[WHAT TO PRODUCE]
Scan the entries below. List each line with "रजनन".
— Start MATERIAL PROVIDED —
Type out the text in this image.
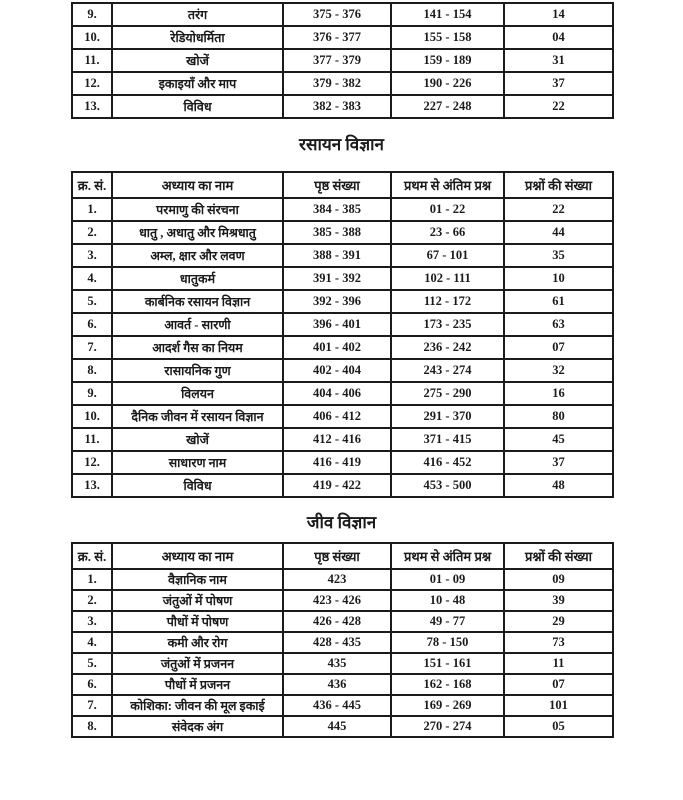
9.	तरंग	375 - 376	141 - 154	14
10.	रेडियोधर्मिता	376 - 377	155 - 158	04
11.	खोजें	377 - 379	159 - 189	31
12.	इकाइयाँ और माप	379 - 382	190 - 226	37
13.	विविध	382 - 383	227 - 248	22
रसायन विज्ञान
क्र. सं.	अध्याय का नाम	पृष्ठ संख्या	प्रथम से अंतिम प्रश्न	प्रश्नों की संख्या
1.	परमाणु की संरचना	384 - 385	01 - 22	22
2.	धातु , अधातु और मिश्रधातु	385 - 388	23 - 66	44
3.	अम्ल, क्षार और लवण	388 - 391	67 - 101	35
4.	धातुकर्म	391 - 392	102 - 111	10
5.	कार्बनिक रसायन विज्ञान	392 - 396	112 - 172	61
6.	आवर्त - सारणी	396 - 401	173 - 235	63
7.	आदर्श गैस का नियम	401 - 402	236 - 242	07
8.	रासायनिक गुण	402 - 404	243 - 274	32
9.	विलयन	404 - 406	275 - 290	16
10.	दैनिक जीवन में रसायन विज्ञान	406 - 412	291 - 370	80
11.	खोजें	412 - 416	371 - 415	45
12.	साधारण नाम	416 - 419	416 - 452	37
13.	विविध	419 - 422	453 - 500	48
जीव विज्ञान
क्र. सं.	अध्याय का नाम	पृष्ठ संख्या	प्रथम से अंतिम प्रश्न	प्रश्नों की संख्या
1.	वैज्ञानिक नाम	423	01 - 09	09
2.	जंतुओं में पोषण	423 - 426	10 - 48	39
3.	पौधों में पोषण	426 - 428	49 - 77	29
4.	कमी और रोग	428 - 435	78 - 150	73
5.	जंतुओं में प्रजनन	435	151 - 161	11
6.	पौधों में प्रजनन	436	162 - 168	07
7.	कोशिका: जीवन की मूल इकाई	436 - 445	169 - 269	101
8.	संवेदक अंग	445	270 - 274	05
— End MATERIAL PROVIDED —
[OUTPUT]
5.	जंतुओं में प्रजनन	435	151 - 161	11
6.	पौधों में प्रजनन	436	162 - 168	07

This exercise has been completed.